§ Exercise aim
Reply with one number only, the count of lines holding the string "Slow".

§ Data provided

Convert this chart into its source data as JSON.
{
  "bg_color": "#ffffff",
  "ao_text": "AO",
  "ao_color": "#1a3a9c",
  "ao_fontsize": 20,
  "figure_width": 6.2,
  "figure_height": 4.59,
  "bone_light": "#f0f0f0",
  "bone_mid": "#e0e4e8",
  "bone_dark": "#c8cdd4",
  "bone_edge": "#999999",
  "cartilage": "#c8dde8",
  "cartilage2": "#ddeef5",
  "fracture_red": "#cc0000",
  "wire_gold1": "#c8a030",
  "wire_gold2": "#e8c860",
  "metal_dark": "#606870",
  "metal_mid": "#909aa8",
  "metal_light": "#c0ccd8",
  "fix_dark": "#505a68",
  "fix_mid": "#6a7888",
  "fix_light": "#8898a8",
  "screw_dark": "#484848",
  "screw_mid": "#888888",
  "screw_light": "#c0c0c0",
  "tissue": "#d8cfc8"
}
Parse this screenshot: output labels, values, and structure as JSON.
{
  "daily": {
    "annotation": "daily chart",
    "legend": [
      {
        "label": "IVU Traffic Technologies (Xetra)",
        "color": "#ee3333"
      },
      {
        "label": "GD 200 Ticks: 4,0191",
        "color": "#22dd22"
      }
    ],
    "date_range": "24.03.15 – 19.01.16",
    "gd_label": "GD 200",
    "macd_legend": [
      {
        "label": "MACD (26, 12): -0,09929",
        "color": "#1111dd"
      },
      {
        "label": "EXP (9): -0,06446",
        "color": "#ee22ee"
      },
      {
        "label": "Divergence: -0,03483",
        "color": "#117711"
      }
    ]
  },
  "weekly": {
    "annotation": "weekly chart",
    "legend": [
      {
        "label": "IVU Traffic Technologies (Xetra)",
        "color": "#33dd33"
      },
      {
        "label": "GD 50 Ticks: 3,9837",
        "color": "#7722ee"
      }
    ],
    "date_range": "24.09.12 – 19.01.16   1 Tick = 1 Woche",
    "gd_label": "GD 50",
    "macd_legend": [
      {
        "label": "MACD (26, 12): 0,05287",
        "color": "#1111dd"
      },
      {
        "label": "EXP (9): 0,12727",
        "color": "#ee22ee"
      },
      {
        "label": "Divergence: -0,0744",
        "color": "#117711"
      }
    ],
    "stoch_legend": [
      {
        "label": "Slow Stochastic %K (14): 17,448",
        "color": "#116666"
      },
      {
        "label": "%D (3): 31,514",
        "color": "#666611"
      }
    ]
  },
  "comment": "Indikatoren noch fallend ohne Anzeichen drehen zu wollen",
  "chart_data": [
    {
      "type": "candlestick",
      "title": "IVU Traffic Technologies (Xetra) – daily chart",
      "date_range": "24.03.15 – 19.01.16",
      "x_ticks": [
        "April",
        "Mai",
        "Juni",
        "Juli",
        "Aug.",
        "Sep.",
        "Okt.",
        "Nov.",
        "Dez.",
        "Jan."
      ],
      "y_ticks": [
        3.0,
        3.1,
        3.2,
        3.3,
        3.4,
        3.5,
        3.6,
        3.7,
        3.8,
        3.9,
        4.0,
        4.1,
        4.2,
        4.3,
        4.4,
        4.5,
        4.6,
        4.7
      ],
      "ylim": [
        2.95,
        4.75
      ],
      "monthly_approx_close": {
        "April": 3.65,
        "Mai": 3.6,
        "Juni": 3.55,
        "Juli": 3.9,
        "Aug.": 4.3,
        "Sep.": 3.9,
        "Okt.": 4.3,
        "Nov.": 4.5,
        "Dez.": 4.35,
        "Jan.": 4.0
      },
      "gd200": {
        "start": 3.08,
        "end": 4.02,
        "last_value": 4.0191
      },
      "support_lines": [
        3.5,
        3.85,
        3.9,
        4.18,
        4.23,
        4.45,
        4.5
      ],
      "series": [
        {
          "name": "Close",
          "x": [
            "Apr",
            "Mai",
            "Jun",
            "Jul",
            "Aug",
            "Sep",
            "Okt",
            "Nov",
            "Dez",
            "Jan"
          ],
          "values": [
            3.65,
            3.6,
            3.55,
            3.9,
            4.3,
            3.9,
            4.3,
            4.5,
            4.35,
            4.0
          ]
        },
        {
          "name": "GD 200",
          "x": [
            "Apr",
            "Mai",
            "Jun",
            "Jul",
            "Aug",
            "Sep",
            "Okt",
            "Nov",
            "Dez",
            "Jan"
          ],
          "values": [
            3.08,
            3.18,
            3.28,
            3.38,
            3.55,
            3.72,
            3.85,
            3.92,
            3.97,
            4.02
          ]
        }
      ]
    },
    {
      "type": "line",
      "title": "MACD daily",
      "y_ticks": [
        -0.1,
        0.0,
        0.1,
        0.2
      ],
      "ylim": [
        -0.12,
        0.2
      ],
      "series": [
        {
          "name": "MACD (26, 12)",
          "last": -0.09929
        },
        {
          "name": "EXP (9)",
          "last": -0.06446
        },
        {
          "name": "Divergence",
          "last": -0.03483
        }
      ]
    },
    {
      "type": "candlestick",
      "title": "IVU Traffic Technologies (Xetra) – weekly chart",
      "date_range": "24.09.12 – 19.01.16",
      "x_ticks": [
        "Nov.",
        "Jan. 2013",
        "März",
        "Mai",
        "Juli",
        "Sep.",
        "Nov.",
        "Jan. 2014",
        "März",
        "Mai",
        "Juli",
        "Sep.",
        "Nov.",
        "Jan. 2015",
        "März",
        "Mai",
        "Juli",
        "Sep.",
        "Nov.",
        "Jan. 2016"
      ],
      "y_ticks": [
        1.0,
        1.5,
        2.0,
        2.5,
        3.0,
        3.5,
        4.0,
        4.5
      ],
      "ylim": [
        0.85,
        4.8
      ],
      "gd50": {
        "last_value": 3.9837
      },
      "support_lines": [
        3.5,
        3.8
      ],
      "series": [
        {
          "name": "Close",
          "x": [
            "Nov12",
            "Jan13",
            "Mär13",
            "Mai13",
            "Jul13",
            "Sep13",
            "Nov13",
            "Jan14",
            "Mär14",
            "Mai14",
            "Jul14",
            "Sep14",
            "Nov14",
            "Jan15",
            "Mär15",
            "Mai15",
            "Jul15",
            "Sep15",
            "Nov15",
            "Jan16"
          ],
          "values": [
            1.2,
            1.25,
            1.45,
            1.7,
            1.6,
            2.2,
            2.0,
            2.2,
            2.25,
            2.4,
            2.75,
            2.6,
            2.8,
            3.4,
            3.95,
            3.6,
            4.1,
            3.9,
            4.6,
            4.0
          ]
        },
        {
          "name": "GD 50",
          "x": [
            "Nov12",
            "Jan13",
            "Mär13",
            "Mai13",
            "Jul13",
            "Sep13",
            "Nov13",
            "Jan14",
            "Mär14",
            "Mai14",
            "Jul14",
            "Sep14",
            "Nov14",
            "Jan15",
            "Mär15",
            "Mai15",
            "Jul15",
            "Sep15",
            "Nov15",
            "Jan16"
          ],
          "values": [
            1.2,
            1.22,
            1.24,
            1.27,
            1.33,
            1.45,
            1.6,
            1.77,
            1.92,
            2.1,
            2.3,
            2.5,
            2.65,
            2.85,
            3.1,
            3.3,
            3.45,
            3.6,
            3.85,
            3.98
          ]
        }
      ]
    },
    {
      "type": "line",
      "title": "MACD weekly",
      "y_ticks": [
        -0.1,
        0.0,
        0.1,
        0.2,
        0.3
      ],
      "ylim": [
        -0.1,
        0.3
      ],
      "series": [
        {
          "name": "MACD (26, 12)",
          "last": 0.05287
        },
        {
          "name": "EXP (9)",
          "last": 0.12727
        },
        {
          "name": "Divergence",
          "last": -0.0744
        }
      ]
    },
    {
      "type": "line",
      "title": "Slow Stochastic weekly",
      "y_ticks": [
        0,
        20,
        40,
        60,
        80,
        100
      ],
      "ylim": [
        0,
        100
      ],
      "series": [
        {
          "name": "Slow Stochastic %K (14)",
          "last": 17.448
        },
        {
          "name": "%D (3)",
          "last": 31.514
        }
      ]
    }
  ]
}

§ Answer to this problem
3